(begin)

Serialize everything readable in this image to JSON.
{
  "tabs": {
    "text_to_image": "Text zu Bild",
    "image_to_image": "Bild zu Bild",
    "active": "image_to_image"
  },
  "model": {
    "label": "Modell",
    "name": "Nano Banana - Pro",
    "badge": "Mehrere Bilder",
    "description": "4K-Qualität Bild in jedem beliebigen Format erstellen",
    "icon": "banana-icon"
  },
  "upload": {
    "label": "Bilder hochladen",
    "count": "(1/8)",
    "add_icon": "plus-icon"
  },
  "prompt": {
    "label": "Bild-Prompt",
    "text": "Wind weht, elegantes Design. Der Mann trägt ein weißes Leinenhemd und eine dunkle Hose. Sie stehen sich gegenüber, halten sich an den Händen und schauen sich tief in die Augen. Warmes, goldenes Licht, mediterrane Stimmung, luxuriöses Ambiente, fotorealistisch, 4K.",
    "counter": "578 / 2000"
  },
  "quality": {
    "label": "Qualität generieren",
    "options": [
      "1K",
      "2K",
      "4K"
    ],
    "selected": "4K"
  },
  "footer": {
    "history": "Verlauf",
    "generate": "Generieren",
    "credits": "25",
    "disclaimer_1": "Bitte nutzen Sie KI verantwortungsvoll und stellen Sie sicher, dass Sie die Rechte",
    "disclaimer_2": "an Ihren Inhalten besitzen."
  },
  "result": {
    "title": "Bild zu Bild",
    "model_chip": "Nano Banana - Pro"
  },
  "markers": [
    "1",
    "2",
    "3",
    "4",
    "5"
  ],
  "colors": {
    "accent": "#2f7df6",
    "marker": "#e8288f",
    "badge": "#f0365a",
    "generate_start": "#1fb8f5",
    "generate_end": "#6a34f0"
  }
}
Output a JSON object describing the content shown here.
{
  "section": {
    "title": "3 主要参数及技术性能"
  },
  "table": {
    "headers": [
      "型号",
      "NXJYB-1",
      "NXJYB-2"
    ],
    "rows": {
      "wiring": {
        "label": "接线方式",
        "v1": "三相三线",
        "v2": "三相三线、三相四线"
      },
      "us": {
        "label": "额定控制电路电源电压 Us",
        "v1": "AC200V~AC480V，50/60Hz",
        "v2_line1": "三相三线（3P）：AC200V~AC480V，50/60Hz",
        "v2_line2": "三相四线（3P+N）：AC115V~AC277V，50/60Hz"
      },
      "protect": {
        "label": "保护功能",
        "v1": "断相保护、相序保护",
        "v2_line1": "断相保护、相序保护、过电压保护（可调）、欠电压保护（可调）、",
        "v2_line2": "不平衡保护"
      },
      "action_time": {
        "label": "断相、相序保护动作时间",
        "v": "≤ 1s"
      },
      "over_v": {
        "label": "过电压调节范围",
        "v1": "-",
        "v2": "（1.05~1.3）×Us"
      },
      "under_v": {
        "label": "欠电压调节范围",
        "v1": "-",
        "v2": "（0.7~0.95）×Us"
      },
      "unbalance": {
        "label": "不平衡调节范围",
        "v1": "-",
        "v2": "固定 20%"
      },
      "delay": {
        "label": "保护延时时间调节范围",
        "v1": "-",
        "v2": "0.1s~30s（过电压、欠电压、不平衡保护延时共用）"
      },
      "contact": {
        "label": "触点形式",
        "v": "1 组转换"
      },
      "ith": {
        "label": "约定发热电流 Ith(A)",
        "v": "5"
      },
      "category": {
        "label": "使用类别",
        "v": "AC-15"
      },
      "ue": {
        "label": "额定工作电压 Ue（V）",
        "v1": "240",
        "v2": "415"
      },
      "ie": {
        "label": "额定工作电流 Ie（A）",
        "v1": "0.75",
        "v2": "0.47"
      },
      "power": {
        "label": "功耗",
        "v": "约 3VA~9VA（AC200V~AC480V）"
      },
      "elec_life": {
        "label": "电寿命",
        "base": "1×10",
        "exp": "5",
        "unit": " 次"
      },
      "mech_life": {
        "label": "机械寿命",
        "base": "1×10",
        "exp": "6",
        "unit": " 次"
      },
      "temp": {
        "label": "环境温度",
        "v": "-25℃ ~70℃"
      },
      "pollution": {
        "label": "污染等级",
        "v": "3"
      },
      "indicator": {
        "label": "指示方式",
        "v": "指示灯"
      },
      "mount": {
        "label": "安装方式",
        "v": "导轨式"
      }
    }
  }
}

(end)
(begin)

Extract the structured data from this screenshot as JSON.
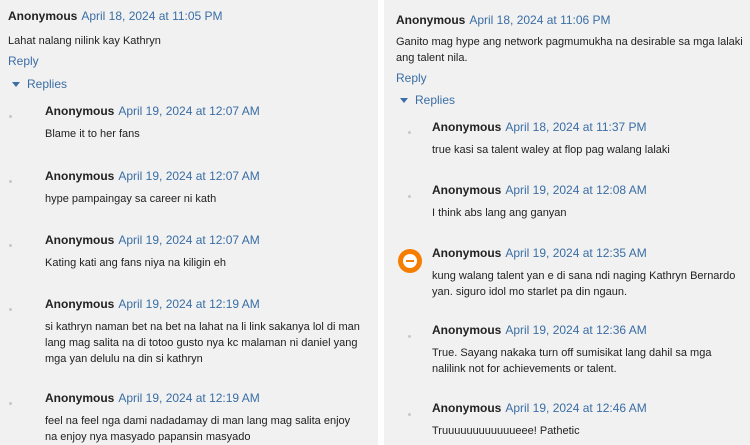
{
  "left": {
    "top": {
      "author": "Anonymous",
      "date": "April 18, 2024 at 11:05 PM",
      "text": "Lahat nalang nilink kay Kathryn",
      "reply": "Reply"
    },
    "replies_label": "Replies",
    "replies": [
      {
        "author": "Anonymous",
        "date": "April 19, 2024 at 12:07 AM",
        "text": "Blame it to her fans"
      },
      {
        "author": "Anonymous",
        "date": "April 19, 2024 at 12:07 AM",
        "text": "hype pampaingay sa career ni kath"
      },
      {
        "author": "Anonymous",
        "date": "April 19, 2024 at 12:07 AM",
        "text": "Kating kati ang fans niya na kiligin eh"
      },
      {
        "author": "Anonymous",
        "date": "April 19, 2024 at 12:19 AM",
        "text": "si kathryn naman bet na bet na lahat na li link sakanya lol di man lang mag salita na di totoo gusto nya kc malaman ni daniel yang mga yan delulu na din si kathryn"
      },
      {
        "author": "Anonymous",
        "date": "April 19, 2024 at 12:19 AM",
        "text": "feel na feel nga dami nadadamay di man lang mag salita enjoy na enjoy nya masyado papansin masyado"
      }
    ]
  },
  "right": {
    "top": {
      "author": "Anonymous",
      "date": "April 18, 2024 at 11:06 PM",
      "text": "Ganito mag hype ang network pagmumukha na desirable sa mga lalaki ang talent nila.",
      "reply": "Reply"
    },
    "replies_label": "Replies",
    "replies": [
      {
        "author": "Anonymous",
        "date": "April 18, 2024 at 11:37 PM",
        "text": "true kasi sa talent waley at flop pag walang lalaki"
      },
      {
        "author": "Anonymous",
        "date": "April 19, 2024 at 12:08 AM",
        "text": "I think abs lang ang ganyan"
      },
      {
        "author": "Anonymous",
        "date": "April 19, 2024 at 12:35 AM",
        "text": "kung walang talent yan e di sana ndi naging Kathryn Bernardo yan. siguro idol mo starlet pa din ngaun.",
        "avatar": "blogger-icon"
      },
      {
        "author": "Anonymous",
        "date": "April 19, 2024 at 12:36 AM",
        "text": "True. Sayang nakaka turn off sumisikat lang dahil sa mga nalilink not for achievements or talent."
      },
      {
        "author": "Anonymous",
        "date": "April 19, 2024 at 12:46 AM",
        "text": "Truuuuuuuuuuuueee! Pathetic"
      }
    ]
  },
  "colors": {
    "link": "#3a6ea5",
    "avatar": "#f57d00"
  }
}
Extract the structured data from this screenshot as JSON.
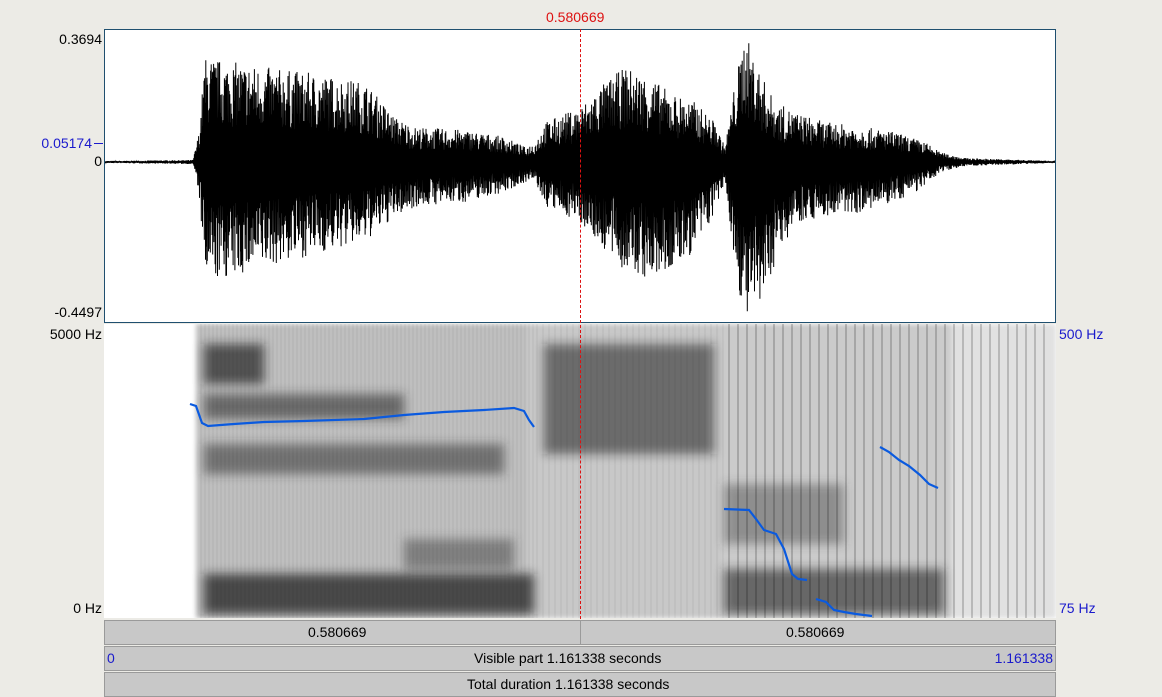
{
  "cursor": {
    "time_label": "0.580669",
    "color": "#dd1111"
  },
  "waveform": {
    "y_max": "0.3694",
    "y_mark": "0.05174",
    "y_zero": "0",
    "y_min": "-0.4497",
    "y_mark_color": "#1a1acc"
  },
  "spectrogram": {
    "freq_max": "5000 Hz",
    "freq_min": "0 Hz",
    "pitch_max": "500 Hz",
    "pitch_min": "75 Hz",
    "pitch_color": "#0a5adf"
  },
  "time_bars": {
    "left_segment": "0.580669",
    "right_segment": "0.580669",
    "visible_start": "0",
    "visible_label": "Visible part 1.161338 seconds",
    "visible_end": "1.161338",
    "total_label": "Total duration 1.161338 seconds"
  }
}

(end)

Check each line above for the word "hype" and give the number of lines that have it, nothing else.

## Solved exercise
2